Repeat the material below exactly, with no pictures.

- _Entries shown_
%%

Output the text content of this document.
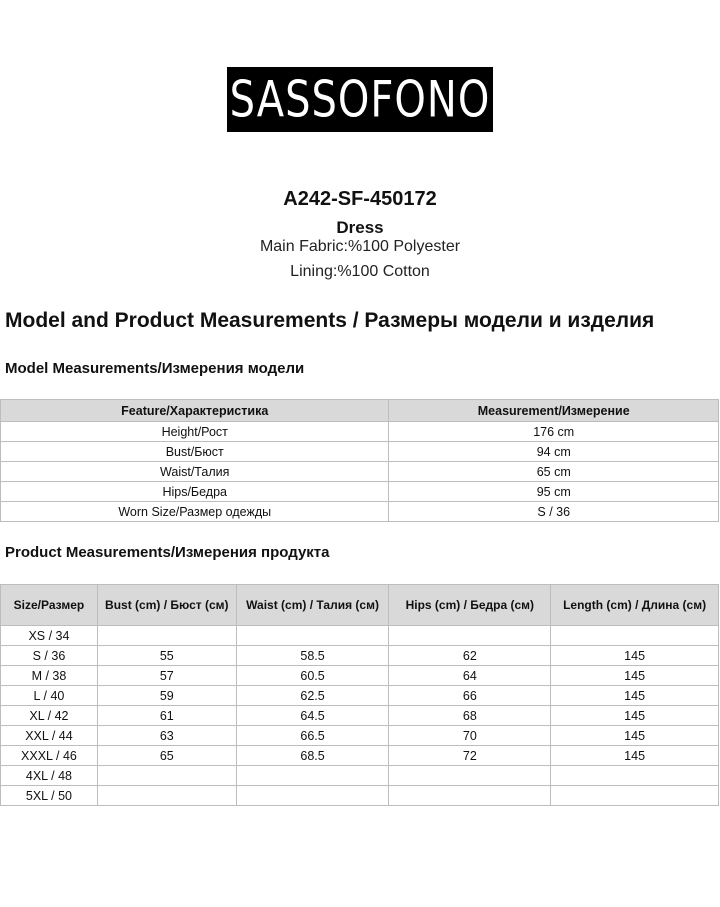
SASSOFONO
A242-SF-450172
Dress
Main Fabric:%100 Polyester
Lining:%100 Cotton
Model and Product Measurements / Размеры модели и изделия
Model Measurements/Измерения модели
Feature/Характеристика	Measurement/Измерение
Height/Рост	176 cm
Bust/Бюст	94 cm
Waist/Талия	65 cm
Hips/Бедра	95 cm
Worn Size/Размер одежды	S / 36
Product Measurements/Измерения продукта
Size/Размер	Bust (cm) / Бюст (см)	Waist (cm) / Талия (см)	Hips (cm) / Бедра (см)	Length (cm) / Длина (см)
XS / 34				
S / 36	55	58.5	62	145
M / 38	57	60.5	64	145
L / 40	59	62.5	66	145
XL / 42	61	64.5	68	145
XXL / 44	63	66.5	70	145
XXXL / 46	65	68.5	72	145
4XL / 48				
5XL / 50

%%

- _Response to this task_
Output the text content of this document.
SASSOFONO
A242-SF-450172
Dress
Main Fabric:%100 Polyester
Lining:%100 Cotton
Model and Product Measurements / Размеры модели и изделия
Model Measurements/Измерения модели
Feature/Характеристика	Measurement/Измерение
Height/Рост	176 cm
Bust/Бюст	94 cm
Waist/Талия	65 cm
Hips/Бедра	95 cm
Worn Size/Размер одежды	S / 36
Product Measurements/Измерения продукта
Size/Размер	Bust (cm) / Бюст (см)	Waist (cm) / Талия (см)	Hips (cm) / Бедра (см)	Length (cm) / Длина (см)
XS / 34				
S / 36	55	58.5	62	145
M / 38	57	60.5	64	145
L / 40	59	62.5	66	145
XL / 42	61	64.5	68	145
XXL / 44	63	66.5	70	145
XXXL / 46	65	68.5	72	145
4XL / 48				
5XL / 50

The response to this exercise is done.